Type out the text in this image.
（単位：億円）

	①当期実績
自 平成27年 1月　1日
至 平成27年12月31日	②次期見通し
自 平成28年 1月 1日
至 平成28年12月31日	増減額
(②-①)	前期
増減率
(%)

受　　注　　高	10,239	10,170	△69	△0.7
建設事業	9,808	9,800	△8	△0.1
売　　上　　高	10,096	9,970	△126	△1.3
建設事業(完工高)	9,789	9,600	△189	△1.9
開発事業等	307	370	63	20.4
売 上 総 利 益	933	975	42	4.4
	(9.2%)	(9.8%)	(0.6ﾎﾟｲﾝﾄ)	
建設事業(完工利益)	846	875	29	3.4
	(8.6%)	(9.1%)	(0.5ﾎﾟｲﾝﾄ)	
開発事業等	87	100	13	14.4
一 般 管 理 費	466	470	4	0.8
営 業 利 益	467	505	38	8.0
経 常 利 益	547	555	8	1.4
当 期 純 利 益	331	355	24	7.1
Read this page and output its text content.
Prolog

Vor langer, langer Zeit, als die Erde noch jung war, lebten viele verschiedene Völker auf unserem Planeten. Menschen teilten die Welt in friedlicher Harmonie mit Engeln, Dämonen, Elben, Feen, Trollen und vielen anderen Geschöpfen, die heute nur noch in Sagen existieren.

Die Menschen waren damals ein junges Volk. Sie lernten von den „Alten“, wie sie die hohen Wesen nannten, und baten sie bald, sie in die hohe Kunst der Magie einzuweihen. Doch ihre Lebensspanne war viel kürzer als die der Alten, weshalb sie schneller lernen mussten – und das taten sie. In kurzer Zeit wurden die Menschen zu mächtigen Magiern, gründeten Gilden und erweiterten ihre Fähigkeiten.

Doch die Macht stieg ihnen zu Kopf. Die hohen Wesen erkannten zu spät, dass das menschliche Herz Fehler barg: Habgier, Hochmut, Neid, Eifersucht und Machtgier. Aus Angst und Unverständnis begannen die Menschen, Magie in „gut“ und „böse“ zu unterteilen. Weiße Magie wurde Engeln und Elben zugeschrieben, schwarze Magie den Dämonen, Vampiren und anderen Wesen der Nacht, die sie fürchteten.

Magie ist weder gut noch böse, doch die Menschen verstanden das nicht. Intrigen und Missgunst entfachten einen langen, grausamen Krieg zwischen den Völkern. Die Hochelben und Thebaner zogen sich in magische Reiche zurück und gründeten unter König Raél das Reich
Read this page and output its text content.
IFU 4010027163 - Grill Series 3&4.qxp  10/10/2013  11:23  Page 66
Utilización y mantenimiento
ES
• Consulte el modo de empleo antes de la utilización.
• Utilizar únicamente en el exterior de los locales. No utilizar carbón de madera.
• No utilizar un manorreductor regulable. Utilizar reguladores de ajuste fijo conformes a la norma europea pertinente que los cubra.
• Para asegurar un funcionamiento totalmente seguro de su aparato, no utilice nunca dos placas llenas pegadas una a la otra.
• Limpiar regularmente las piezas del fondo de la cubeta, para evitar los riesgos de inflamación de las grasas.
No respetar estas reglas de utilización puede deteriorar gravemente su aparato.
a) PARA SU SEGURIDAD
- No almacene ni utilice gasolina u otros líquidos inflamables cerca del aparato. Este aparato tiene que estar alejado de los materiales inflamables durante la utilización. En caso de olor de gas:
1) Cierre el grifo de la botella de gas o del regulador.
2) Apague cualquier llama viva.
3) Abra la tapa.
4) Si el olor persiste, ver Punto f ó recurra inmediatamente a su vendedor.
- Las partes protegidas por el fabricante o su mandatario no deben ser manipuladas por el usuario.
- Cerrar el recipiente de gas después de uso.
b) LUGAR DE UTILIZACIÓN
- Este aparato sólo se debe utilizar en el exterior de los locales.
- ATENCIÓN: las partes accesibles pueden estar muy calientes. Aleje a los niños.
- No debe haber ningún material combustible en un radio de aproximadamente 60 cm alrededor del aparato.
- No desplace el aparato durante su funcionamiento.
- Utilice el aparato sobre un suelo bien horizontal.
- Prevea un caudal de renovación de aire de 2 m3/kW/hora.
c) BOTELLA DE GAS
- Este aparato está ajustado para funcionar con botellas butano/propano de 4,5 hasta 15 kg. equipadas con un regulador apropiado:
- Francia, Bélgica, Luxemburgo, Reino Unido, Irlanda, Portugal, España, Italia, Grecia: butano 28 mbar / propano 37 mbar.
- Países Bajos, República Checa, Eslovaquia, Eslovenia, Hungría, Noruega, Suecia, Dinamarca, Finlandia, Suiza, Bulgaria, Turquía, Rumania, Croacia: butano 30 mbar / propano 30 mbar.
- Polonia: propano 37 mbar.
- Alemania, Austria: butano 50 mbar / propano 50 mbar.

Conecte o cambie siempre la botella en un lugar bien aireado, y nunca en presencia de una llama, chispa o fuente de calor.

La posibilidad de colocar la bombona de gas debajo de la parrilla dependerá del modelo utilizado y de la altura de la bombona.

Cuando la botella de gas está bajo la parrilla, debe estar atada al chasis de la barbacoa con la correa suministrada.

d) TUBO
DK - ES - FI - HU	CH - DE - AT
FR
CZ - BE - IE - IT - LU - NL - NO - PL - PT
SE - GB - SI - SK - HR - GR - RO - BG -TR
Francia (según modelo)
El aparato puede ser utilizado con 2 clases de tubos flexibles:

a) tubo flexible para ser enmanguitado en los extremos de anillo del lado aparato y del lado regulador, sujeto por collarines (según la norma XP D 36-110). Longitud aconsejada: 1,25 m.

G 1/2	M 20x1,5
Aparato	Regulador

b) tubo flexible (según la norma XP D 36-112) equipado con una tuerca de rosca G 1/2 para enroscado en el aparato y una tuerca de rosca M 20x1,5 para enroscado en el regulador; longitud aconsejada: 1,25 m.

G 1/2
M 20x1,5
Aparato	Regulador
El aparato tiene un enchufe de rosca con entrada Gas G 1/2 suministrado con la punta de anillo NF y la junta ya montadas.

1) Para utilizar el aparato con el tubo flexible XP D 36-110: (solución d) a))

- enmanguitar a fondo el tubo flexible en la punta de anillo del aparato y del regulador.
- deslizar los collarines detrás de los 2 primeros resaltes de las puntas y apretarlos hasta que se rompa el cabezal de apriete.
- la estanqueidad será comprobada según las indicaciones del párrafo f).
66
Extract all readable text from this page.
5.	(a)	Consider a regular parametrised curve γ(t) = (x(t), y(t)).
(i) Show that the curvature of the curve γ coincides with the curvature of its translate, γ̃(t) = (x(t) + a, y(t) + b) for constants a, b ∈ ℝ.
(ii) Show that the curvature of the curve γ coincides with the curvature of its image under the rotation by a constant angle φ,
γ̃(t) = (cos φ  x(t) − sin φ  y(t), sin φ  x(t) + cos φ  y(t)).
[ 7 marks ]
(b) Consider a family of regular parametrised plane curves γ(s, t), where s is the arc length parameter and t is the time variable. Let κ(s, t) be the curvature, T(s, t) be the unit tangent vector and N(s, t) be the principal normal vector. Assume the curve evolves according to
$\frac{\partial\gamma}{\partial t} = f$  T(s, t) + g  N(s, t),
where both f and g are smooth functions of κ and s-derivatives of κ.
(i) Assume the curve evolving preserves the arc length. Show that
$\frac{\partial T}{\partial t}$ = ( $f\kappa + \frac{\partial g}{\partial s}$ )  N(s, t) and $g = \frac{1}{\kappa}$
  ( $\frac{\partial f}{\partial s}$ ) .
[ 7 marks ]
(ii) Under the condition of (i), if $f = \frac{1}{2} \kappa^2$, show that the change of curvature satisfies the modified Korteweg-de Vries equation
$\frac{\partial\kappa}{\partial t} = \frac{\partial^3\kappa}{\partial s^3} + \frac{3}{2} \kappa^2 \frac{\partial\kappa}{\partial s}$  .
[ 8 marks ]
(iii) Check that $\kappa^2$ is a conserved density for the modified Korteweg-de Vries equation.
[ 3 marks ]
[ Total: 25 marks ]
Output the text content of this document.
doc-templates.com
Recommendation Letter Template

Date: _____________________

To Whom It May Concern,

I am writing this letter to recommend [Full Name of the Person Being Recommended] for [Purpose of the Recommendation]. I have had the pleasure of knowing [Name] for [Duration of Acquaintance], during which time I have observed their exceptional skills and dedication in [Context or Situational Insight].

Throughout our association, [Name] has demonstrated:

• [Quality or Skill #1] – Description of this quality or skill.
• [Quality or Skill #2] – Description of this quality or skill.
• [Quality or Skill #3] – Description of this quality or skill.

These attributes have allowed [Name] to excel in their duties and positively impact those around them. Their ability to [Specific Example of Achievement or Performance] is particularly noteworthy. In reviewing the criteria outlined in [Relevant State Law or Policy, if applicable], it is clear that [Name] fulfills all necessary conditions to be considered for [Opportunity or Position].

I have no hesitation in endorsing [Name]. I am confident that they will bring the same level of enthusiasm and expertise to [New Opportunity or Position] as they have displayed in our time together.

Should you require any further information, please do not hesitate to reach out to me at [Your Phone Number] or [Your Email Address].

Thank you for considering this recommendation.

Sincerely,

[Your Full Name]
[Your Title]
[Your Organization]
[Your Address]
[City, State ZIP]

> Goal: Find the word "coincides" in the data and copy out each line where it turns up.

> The answer:
(i) Show that the curvature of the curve γ coincides with the curvature of its translate, γ̃(t) = (x(t) + a, y(t) + b) for constants a, b ∈ ℝ.
(ii) Show that the curvature of the curve γ coincides with the curvature of its image under the rotation by a constant angle φ,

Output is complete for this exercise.